**TASK TO COMPLETE:** Wherever the string "Spectrum" appears, copy the whole line.

**Excerpts from a figure dataset:**
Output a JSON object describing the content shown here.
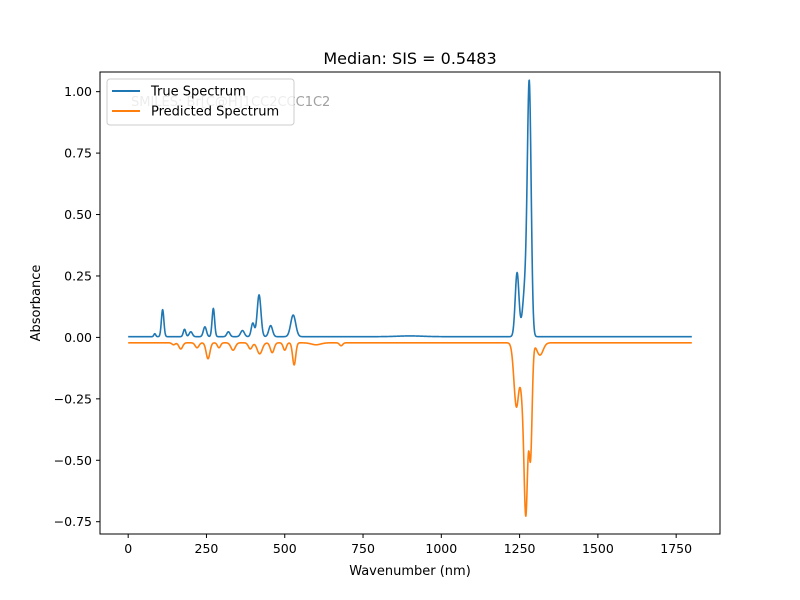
{
  "chart_data": {
    "type": "line",
    "title": "Median: SIS = 0.5483",
    "xlabel": "Wavenumber (nm)",
    "ylabel": "Absorbance",
    "xlim": [
      -90,
      1890
    ],
    "ylim": [
      -0.8,
      1.08
    ],
    "xticks": [
      0,
      250,
      500,
      750,
      1000,
      1250,
      1500,
      1750
    ],
    "yticks": [
      -0.75,
      -0.5,
      -0.25,
      0.0,
      0.25,
      0.5,
      0.75,
      1.0
    ],
    "grid": false,
    "legend_position": "top-left",
    "annotation": "SMILES: Br[C@H]1CC2CCC1C2",
    "series": [
      {
        "name": "True Spectrum",
        "color": "#1f77b4",
        "baseline": 0.003,
        "peaks": [
          {
            "x": 85,
            "h": 0.012,
            "w": 3
          },
          {
            "x": 110,
            "h": 0.11,
            "w": 4
          },
          {
            "x": 180,
            "h": 0.03,
            "w": 4
          },
          {
            "x": 200,
            "h": 0.02,
            "w": 5
          },
          {
            "x": 245,
            "h": 0.04,
            "w": 5
          },
          {
            "x": 272,
            "h": 0.115,
            "w": 4
          },
          {
            "x": 320,
            "h": 0.02,
            "w": 5
          },
          {
            "x": 365,
            "h": 0.025,
            "w": 6
          },
          {
            "x": 398,
            "h": 0.055,
            "w": 5
          },
          {
            "x": 418,
            "h": 0.17,
            "w": 6
          },
          {
            "x": 455,
            "h": 0.045,
            "w": 6
          },
          {
            "x": 527,
            "h": 0.088,
            "w": 8
          },
          {
            "x": 900,
            "h": 0.003,
            "w": 40
          },
          {
            "x": 1242,
            "h": 0.26,
            "w": 6
          },
          {
            "x": 1268,
            "h": 0.2,
            "w": 8
          },
          {
            "x": 1281,
            "h": 0.99,
            "w": 6
          }
        ]
      },
      {
        "name": "Predicted Spectrum",
        "color": "#ff7f0e",
        "baseline": -0.022,
        "peaks": [
          {
            "x": 145,
            "h": -0.008,
            "w": 5
          },
          {
            "x": 168,
            "h": -0.025,
            "w": 6
          },
          {
            "x": 220,
            "h": -0.02,
            "w": 6
          },
          {
            "x": 255,
            "h": -0.065,
            "w": 6
          },
          {
            "x": 290,
            "h": -0.02,
            "w": 5
          },
          {
            "x": 335,
            "h": -0.03,
            "w": 7
          },
          {
            "x": 390,
            "h": -0.025,
            "w": 6
          },
          {
            "x": 420,
            "h": -0.045,
            "w": 8
          },
          {
            "x": 460,
            "h": -0.04,
            "w": 6
          },
          {
            "x": 500,
            "h": -0.03,
            "w": 5
          },
          {
            "x": 530,
            "h": -0.09,
            "w": 5
          },
          {
            "x": 600,
            "h": -0.008,
            "w": 15
          },
          {
            "x": 680,
            "h": -0.012,
            "w": 5
          },
          {
            "x": 1240,
            "h": -0.26,
            "w": 8
          },
          {
            "x": 1270,
            "h": -0.68,
            "w": 6
          },
          {
            "x": 1258,
            "h": -0.15,
            "w": 6
          },
          {
            "x": 1285,
            "h": -0.45,
            "w": 5
          },
          {
            "x": 1315,
            "h": -0.05,
            "w": 10
          }
        ]
      }
    ],
    "x_range": [
      0,
      1800
    ]
  }
}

**EXERCISE RESULT:**
        "name": "True Spectrum",
        "name": "Predicted Spectrum",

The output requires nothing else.